**Instructions for the task:**
Extract all lines that hold "Monthly" from the records below.

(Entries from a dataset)
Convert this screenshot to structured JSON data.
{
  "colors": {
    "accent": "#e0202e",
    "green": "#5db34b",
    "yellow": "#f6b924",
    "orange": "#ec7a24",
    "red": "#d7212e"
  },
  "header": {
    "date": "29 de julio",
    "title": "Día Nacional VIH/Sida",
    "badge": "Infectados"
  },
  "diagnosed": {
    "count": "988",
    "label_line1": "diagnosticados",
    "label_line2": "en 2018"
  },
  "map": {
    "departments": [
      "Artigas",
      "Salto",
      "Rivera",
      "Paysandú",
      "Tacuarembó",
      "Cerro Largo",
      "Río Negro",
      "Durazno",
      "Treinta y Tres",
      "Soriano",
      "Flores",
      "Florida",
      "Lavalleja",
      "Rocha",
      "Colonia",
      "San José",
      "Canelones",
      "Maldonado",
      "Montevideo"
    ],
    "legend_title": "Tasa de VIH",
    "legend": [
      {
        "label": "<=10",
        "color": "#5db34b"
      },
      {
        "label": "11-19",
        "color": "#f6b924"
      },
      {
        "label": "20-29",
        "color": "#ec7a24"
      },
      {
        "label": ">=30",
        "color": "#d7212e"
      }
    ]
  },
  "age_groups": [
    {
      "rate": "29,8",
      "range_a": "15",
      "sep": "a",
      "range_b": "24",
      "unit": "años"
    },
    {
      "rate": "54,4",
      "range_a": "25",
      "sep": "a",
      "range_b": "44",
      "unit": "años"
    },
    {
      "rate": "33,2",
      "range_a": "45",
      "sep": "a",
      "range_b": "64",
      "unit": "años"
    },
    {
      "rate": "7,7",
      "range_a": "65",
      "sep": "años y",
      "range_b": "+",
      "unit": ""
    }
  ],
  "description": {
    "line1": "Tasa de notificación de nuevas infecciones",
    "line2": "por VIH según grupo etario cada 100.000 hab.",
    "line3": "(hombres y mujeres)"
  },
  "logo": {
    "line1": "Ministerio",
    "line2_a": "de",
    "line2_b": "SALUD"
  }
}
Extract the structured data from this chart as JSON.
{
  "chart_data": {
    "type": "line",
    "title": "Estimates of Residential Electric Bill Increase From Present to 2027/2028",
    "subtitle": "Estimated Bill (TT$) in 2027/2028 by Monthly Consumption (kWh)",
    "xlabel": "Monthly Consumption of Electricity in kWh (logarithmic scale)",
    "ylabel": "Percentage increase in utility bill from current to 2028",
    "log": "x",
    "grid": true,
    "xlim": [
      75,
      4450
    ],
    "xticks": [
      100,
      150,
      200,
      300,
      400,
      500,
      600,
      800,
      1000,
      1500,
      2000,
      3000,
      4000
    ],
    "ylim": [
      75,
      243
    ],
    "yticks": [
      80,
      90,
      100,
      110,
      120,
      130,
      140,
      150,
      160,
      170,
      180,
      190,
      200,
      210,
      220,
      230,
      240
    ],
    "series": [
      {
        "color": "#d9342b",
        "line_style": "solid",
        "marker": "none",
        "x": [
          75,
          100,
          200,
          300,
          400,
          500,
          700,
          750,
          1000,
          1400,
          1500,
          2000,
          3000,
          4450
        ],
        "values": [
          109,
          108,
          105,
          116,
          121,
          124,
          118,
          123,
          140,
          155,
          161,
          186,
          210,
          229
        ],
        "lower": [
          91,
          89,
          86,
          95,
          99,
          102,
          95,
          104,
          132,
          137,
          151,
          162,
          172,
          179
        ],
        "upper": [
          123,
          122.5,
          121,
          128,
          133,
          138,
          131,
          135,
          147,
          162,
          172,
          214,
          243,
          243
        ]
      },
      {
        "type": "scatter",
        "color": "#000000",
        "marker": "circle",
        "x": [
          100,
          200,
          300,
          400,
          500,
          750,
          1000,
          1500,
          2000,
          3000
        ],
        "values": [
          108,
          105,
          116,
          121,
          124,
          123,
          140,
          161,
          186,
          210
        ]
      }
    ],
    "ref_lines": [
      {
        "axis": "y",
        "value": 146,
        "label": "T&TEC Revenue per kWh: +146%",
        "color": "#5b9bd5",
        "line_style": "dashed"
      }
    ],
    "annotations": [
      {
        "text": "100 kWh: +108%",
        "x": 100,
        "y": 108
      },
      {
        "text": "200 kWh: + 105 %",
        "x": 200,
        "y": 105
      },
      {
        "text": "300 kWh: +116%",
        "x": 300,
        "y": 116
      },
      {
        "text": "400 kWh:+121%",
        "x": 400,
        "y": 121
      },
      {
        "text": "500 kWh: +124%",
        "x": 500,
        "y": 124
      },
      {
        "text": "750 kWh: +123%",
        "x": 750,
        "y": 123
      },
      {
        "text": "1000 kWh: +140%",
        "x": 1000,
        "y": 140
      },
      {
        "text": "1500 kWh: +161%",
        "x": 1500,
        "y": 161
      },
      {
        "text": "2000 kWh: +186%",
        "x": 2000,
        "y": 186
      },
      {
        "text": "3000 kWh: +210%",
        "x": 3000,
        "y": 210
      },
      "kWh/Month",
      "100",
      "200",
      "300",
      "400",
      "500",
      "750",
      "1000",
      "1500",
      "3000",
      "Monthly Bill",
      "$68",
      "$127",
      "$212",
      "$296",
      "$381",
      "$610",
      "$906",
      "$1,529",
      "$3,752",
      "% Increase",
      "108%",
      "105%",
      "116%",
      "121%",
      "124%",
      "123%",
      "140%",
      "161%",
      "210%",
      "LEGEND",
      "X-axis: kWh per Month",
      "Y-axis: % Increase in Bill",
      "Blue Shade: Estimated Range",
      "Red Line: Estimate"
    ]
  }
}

**Full response:**
    "subtitle": "Estimated Bill (TT$) in 2027/2028 by Monthly Consumption (kWh)",
    "xlabel": "Monthly Consumption of Electricity in kWh (logarithmic scale)",
      "Monthly Bill",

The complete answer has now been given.